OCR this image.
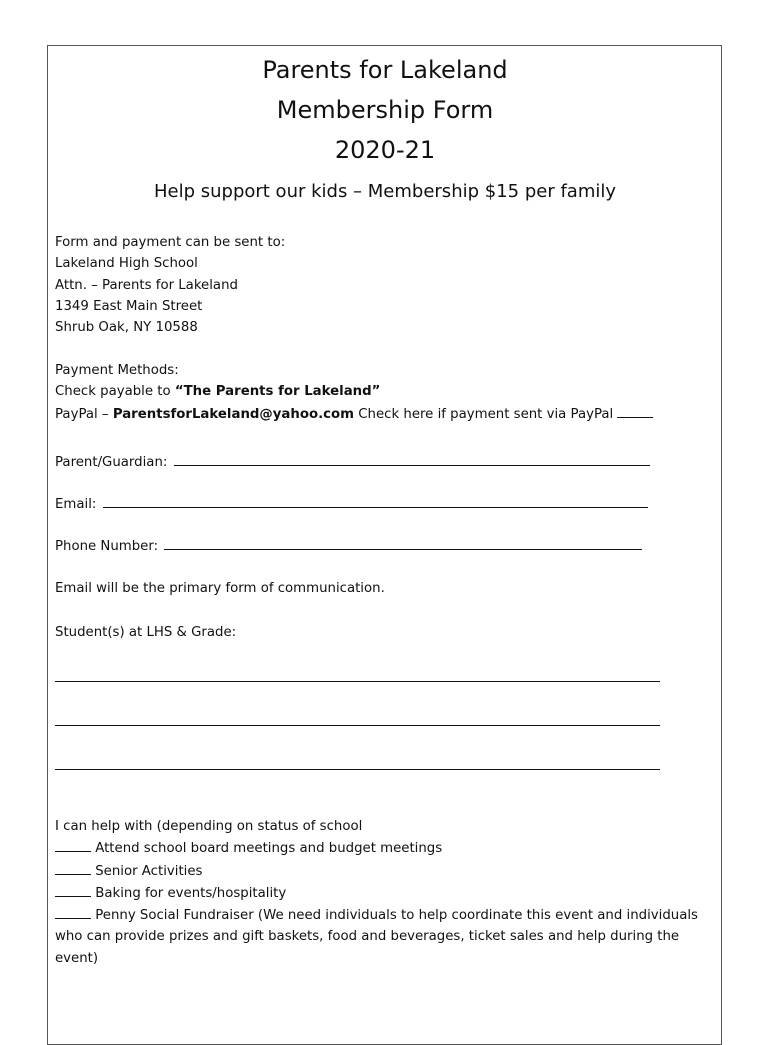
Parents for Lakeland
Membership Form
2020-21
Help support our kids – Membership $15 per family
Form and payment can be sent to:
Lakeland High School
Attn. – Parents for Lakeland
1349 East Main Street
Shrub Oak, NY 10588
Payment Methods:
Check payable to “The Parents for Lakeland”
PayPal – ParentsforLakeland@yahoo.com Check here if payment sent via PayPal
Parent/Guardian:
Email:
Phone Number:
Email will be the primary form of communication.
Student(s) at LHS & Grade:
I can help with (depending on status of school
Attend school board meetings and budget meetings
Senior Activities
Baking for events/hospitality
Penny Social Fundraiser (We need individuals to help coordinate this event and individuals who can provide prizes and gift baskets, food and beverages, ticket sales and help during the event)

※

DO THIS:
Give an exact copy of the material, leaving out every picture.

FULL OUTPUT:
OCR this image.
Parents for Lakeland
Membership Form
2020-21
Help support our kids – Membership $15 per family
Form and payment can be sent to:
Lakeland High School
Attn. – Parents for Lakeland
1349 East Main Street
Shrub Oak, NY 10588
Payment Methods:
Check payable to “The Parents for Lakeland”
PayPal – ParentsforLakeland@yahoo.com Check here if payment sent via PayPal
Parent/Guardian:
Email:
Phone Number:
Email will be the primary form of communication.
Student(s) at LHS & Grade:
I can help with (depending on status of school
Attend school board meetings and budget meetings
Senior Activities
Baking for events/hospitality
Penny Social Fundraiser (We need individuals to help coordinate this event and individuals who can provide prizes and gift baskets, food and beverages, ticket sales and help during the event)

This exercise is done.